▶ TASK INSTRUCTIONS
Gather every line that includes the word "after", please.

##### DATA FOR THE TASK

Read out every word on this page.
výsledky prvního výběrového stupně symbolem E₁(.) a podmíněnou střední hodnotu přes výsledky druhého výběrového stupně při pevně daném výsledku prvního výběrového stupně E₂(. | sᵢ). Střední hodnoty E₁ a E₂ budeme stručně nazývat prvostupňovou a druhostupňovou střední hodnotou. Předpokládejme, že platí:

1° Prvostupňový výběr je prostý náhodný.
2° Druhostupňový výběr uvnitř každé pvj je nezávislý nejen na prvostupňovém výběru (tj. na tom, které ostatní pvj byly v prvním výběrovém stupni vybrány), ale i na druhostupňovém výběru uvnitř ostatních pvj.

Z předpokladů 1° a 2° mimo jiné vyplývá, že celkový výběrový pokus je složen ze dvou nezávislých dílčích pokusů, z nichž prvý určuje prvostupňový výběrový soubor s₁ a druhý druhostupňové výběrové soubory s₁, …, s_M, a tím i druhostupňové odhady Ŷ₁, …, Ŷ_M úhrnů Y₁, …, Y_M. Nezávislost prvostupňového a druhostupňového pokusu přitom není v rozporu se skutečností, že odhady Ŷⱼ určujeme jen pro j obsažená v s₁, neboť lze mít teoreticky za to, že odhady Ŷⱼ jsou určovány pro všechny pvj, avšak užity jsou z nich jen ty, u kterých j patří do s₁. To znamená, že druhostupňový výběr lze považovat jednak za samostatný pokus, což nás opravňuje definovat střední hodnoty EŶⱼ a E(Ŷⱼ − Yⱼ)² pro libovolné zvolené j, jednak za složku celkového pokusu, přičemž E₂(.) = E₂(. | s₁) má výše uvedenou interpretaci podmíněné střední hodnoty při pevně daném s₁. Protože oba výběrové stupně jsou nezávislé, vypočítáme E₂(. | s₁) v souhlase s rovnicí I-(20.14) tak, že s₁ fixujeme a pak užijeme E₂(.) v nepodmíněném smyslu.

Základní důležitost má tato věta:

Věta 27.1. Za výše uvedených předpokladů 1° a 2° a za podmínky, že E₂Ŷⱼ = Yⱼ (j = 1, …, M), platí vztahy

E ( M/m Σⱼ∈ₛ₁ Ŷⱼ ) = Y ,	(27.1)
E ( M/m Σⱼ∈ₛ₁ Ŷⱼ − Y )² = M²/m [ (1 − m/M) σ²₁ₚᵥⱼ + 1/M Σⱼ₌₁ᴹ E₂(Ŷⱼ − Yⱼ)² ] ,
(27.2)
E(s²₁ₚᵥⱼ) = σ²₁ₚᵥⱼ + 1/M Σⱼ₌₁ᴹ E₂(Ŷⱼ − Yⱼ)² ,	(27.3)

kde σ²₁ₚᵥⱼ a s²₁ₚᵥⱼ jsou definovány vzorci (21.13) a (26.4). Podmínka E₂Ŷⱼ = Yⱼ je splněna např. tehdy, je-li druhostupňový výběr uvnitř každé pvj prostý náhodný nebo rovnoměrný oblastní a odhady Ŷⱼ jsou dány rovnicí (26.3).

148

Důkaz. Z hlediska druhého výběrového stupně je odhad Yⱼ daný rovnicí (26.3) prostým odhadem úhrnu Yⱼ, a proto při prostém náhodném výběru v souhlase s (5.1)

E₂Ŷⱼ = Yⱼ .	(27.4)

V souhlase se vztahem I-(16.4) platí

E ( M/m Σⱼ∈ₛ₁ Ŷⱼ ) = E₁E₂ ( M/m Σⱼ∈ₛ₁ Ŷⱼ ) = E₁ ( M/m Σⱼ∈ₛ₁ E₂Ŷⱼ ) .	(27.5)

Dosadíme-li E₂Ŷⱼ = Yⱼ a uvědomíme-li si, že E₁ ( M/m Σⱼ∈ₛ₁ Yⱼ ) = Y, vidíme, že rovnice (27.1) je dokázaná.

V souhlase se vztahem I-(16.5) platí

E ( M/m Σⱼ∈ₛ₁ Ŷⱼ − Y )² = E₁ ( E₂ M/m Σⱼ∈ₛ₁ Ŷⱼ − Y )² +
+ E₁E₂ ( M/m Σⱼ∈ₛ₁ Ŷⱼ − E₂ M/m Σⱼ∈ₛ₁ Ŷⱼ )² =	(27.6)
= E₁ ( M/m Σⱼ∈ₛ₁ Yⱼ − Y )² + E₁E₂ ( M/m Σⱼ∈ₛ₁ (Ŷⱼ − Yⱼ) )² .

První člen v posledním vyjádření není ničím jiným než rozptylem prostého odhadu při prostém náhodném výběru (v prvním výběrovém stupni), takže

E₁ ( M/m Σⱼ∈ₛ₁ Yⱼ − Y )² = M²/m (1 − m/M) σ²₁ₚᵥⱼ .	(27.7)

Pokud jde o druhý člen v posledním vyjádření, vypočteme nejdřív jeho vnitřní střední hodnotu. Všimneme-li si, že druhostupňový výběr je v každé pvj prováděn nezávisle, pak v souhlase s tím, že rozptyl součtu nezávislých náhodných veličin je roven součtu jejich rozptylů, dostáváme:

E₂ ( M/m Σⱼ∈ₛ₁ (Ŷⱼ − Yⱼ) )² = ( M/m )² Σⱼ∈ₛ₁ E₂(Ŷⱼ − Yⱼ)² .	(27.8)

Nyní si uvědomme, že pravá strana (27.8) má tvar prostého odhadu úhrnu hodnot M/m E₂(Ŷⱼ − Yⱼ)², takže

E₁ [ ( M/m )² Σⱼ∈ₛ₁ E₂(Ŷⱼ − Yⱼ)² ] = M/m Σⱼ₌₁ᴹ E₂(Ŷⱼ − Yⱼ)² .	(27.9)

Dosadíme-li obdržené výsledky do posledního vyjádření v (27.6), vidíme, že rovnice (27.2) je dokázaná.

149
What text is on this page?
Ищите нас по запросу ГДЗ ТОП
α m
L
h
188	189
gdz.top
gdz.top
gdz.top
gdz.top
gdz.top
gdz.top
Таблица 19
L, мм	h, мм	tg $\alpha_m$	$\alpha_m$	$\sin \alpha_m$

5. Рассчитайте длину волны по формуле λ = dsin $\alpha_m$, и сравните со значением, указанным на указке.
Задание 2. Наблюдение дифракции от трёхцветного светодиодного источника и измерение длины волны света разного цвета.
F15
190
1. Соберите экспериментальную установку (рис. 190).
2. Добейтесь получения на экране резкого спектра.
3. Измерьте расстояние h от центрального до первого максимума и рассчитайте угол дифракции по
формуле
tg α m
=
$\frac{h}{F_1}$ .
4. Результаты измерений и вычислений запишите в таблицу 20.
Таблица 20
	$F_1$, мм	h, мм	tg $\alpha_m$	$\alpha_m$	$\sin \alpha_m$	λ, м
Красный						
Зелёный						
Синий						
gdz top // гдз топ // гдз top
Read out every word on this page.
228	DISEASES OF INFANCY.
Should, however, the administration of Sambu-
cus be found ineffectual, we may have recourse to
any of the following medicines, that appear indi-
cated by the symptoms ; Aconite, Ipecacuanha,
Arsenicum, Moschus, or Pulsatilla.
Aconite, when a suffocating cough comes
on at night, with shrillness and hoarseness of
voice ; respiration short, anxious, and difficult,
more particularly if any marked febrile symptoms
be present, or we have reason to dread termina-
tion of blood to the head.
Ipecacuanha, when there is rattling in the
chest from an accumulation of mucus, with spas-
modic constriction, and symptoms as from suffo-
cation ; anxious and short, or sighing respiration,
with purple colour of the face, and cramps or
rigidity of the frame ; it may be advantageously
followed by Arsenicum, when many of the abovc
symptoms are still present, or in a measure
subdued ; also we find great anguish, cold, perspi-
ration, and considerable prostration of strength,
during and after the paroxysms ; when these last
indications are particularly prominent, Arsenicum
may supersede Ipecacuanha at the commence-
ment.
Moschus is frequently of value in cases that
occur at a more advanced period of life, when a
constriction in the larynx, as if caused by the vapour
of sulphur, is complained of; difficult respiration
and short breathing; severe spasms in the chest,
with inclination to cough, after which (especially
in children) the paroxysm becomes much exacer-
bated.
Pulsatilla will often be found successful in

##########

▶ TASK RESULT
during and after the paroxysms ; when these last
with inclination to cough, after which (especially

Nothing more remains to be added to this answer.